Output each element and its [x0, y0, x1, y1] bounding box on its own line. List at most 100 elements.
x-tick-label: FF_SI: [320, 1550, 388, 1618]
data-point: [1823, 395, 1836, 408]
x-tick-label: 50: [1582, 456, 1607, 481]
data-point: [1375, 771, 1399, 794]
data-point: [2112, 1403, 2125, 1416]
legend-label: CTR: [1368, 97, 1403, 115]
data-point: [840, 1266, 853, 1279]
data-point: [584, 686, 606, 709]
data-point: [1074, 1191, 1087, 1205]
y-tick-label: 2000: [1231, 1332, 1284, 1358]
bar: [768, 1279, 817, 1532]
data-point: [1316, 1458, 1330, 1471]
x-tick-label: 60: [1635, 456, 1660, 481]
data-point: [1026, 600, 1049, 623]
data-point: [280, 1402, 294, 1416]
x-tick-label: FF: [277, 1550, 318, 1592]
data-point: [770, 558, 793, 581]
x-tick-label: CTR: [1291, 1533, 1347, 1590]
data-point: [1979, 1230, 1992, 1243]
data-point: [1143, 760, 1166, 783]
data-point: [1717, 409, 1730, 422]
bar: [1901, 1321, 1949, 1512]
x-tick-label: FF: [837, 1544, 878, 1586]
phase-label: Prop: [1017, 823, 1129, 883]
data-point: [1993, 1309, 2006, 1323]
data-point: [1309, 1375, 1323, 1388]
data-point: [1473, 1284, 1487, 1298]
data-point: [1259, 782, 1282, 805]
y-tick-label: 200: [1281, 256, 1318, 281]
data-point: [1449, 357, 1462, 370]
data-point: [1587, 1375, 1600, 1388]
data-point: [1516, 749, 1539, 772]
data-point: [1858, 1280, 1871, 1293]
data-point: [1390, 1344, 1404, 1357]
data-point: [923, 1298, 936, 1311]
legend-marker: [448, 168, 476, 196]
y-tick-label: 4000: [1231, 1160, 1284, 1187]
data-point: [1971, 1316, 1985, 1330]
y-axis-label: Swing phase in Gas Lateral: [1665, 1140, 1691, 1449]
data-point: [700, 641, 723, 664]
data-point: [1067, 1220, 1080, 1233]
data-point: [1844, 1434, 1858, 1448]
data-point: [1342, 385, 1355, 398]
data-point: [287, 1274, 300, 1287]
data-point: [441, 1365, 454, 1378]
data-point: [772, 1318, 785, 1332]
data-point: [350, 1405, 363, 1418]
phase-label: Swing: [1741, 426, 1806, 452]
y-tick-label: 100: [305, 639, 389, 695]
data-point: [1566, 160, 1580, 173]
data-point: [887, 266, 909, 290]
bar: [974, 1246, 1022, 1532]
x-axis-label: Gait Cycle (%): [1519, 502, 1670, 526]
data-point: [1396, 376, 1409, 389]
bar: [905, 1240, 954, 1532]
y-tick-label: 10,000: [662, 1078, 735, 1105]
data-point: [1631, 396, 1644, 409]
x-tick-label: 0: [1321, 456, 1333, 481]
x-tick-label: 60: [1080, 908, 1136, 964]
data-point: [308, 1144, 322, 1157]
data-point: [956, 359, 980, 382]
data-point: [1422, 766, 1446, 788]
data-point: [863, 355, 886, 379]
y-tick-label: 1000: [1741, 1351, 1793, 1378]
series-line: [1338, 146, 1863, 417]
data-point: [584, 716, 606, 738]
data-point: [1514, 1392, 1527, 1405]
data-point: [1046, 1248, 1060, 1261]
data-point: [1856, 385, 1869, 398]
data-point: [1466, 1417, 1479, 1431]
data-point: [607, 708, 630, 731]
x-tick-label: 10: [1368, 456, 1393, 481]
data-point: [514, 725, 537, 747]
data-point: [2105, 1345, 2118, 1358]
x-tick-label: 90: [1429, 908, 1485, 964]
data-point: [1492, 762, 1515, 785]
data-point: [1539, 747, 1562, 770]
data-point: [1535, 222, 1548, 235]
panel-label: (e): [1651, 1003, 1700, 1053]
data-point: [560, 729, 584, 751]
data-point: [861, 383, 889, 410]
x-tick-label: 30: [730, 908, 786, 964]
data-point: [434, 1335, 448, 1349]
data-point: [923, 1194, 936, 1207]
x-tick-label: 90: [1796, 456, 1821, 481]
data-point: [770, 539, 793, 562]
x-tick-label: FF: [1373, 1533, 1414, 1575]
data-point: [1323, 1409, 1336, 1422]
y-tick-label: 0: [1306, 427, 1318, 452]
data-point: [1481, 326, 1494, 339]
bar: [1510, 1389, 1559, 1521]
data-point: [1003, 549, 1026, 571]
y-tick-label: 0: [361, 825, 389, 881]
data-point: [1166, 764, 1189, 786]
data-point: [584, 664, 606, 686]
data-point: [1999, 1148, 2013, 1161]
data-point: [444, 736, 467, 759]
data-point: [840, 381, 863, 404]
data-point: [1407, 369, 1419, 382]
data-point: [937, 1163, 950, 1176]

□ □ □ □

▶ _Requisitos da tarefa_: Por favor, reproduza palavra por palavra o trecho dos dados que vai do início até a linha que contém "data-point: [1473, 1284, 1487, 1298]", com as duas extremidades incluídas.

▶ _Resposta completa_:
Output each element and its [x0, y0, x1, y1] bounding box on its own line. List at most 100 elements.
x-tick-label: FF_SI: [320, 1550, 388, 1618]
data-point: [1823, 395, 1836, 408]
x-tick-label: 50: [1582, 456, 1607, 481]
data-point: [1375, 771, 1399, 794]
data-point: [2112, 1403, 2125, 1416]
legend-label: CTR: [1368, 97, 1403, 115]
data-point: [840, 1266, 853, 1279]
data-point: [584, 686, 606, 709]
data-point: [1074, 1191, 1087, 1205]
y-tick-label: 2000: [1231, 1332, 1284, 1358]
bar: [768, 1279, 817, 1532]
data-point: [1316, 1458, 1330, 1471]
x-tick-label: 60: [1635, 456, 1660, 481]
data-point: [1026, 600, 1049, 623]
data-point: [280, 1402, 294, 1416]
x-tick-label: FF: [277, 1550, 318, 1592]
data-point: [770, 558, 793, 581]
x-tick-label: CTR: [1291, 1533, 1347, 1590]
data-point: [1979, 1230, 1992, 1243]
data-point: [1143, 760, 1166, 783]
data-point: [1717, 409, 1730, 422]
bar: [1901, 1321, 1949, 1512]
x-tick-label: FF: [837, 1544, 878, 1586]
phase-label: Prop: [1017, 823, 1129, 883]
data-point: [1993, 1309, 2006, 1323]
data-point: [1309, 1375, 1323, 1388]
data-point: [1473, 1284, 1487, 1298]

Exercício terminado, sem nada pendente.